What this task involves » Images should be left out, and everything else in the listing reproduced exactly.

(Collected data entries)
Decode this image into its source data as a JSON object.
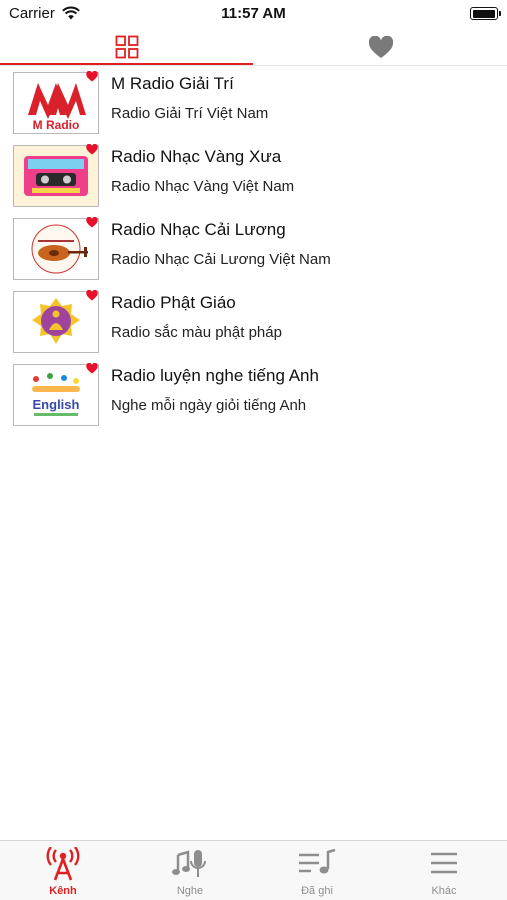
{
  "status_bar": {
    "carrier": "Carrier",
    "time": "11:57 AM",
    "wifi_icon": "wifi-icon",
    "battery_icon": "battery-icon",
    "battery_level": 0.9
  },
  "top_tabs": {
    "active": "grid",
    "items": [
      {
        "id": "grid",
        "icon": "grid-icon"
      },
      {
        "id": "favorites",
        "icon": "heart-icon"
      }
    ]
  },
  "channels": [
    {
      "title": "M Radio Giải Trí",
      "subtitle": "Radio Giải Trí Việt Nam",
      "logo_text": "M Radio",
      "favorite": true
    },
    {
      "title": "Radio Nhạc Vàng Xưa",
      "subtitle": "Radio Nhạc Vàng Việt Nam",
      "favorite": true
    },
    {
      "title": "Radio Nhạc Cải Lương",
      "subtitle": "Radio Nhạc Cải Lương Việt Nam",
      "favorite": true
    },
    {
      "title": "Radio Phật Giáo",
      "subtitle": "Radio sắc màu phật pháp",
      "favorite": true
    },
    {
      "title": "Radio luyện nghe tiếng Anh",
      "subtitle": "Nghe mỗi ngày giỏi tiếng Anh",
      "logo_text": "English",
      "favorite": true
    }
  ],
  "tab_bar": {
    "items": [
      {
        "label": "Kênh",
        "icon": "radio-tower-icon",
        "active": true
      },
      {
        "label": "Nghe",
        "icon": "music-mic-icon",
        "active": false
      },
      {
        "label": "Đã ghi",
        "icon": "playlist-icon",
        "active": false
      },
      {
        "label": "Khác",
        "icon": "menu-icon",
        "active": false
      }
    ]
  },
  "colors": {
    "accent": "#e02020",
    "inactive": "#8e8e8e",
    "favorite_heart": "#e8102a"
  }
}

Final result »
Decode this image into its source data as a JSON object.
{
  "status_bar": {
    "carrier": "Carrier",
    "time": "11:57 AM",
    "wifi_icon": "wifi-icon",
    "battery_icon": "battery-icon",
    "battery_level": 0.9
  },
  "top_tabs": {
    "active": "grid",
    "items": [
      {
        "id": "grid",
        "icon": "grid-icon"
      },
      {
        "id": "favorites",
        "icon": "heart-icon"
      }
    ]
  },
  "channels": [
    {
      "title": "M Radio Giải Trí",
      "subtitle": "Radio Giải Trí Việt Nam",
      "logo_text": "M Radio",
      "favorite": true
    },
    {
      "title": "Radio Nhạc Vàng Xưa",
      "subtitle": "Radio Nhạc Vàng Việt Nam",
      "favorite": true
    },
    {
      "title": "Radio Nhạc Cải Lương",
      "subtitle": "Radio Nhạc Cải Lương Việt Nam",
      "favorite": true
    },
    {
      "title": "Radio Phật Giáo",
      "subtitle": "Radio sắc màu phật pháp",
      "favorite": true
    },
    {
      "title": "Radio luyện nghe tiếng Anh",
      "subtitle": "Nghe mỗi ngày giỏi tiếng Anh",
      "logo_text": "English",
      "favorite": true
    }
  ],
  "tab_bar": {
    "items": [
      {
        "label": "Kênh",
        "icon": "radio-tower-icon",
        "active": true
      },
      {
        "label": "Nghe",
        "icon": "music-mic-icon",
        "active": false
      },
      {
        "label": "Đã ghi",
        "icon": "playlist-icon",
        "active": false
      },
      {
        "label": "Khác",
        "icon": "menu-icon",
        "active": false
      }
    ]
  },
  "colors": {
    "accent": "#e02020",
    "inactive": "#8e8e8e",
    "favorite_heart": "#e8102a"
  }
}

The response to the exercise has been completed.